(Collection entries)
____

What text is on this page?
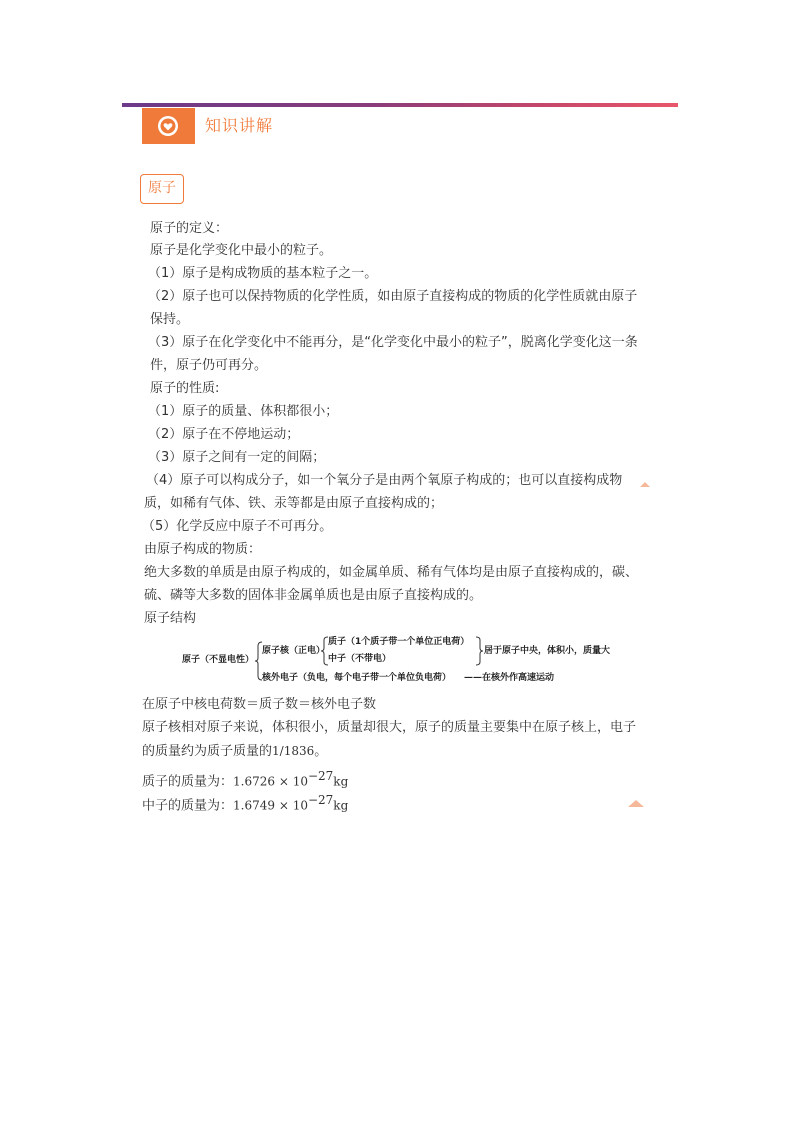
知识讲解
原子
原子的定义：
原子是化学变化中最小的粒子。
（1）原子是构成物质的基本粒子之一。
（2）原子也可以保持物质的化学性质，如由原子直接构成的物质的化学性质就由原子
保持。
（3）原子在化学变化中不能再分，是“化学变化中最小的粒子”，脱离化学变化这一条
件，原子仍可再分。
原子的性质:
（1）原子的质量、体积都很小；
（2）原子在不停地运动；
（3）原子之间有一定的间隔；
（4）原子可以构成分子，如一个氧分子是由两个氧原子构成的；也可以直接构成物
质，如稀有气体、铁、汞等都是由原子直接构成的；
（5）化学反应中原子不可再分。
由原子构成的物质：
绝大多数的单质是由原子构成的，如金属单质、稀有气体均是由原子直接构成的，碳、
硫、磷等大多数的固体非金属单质也是由原子直接构成的。
原子结构
原子（不显电性）
原子核（正电）
质子（1个质子带一个单位正电荷）
中子（不带电）
居于原子中央，体积小，质量大
核外电子（负电，每个电子带一个单位负电荷） ——在核外作高速运动
在原子中核电荷数＝质子数＝核外电子数
原子核相对原子来说，体积很小，质量却很大，原子的质量主要集中在原子核上，电子
的质量约为质子质量的1/1836。
质子的质量为：$1.6726 \times 10^{-27}kg$
中子的质量为：$1.6749 \times 10^{-27}kg$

____

# PROBLEM:
Word for word, quote the lines above. Omit the pictures.

# TASK RESULT:
What text is on this page?
知识讲解
原子
原子的定义：
原子是化学变化中最小的粒子。
（1）原子是构成物质的基本粒子之一。
（2）原子也可以保持物质的化学性质，如由原子直接构成的物质的化学性质就由原子
保持。
（3）原子在化学变化中不能再分，是“化学变化中最小的粒子”，脱离化学变化这一条
件，原子仍可再分。
原子的性质:
（1）原子的质量、体积都很小；
（2）原子在不停地运动；
（3）原子之间有一定的间隔；
（4）原子可以构成分子，如一个氧分子是由两个氧原子构成的；也可以直接构成物
质，如稀有气体、铁、汞等都是由原子直接构成的；
（5）化学反应中原子不可再分。
由原子构成的物质：
绝大多数的单质是由原子构成的，如金属单质、稀有气体均是由原子直接构成的，碳、
硫、磷等大多数的固体非金属单质也是由原子直接构成的。
原子结构
原子（不显电性）
原子核（正电）
质子（1个质子带一个单位正电荷）
中子（不带电）
居于原子中央，体积小，质量大
核外电子（负电，每个电子带一个单位负电荷） ——在核外作高速运动
在原子中核电荷数＝质子数＝核外电子数
原子核相对原子来说，体积很小，质量却很大，原子的质量主要集中在原子核上，电子
的质量约为质子质量的1/1836。
质子的质量为：$1.6726 \times 10^{-27}kg$
中子的质量为：$1.6749 \times 10^{-27}kg$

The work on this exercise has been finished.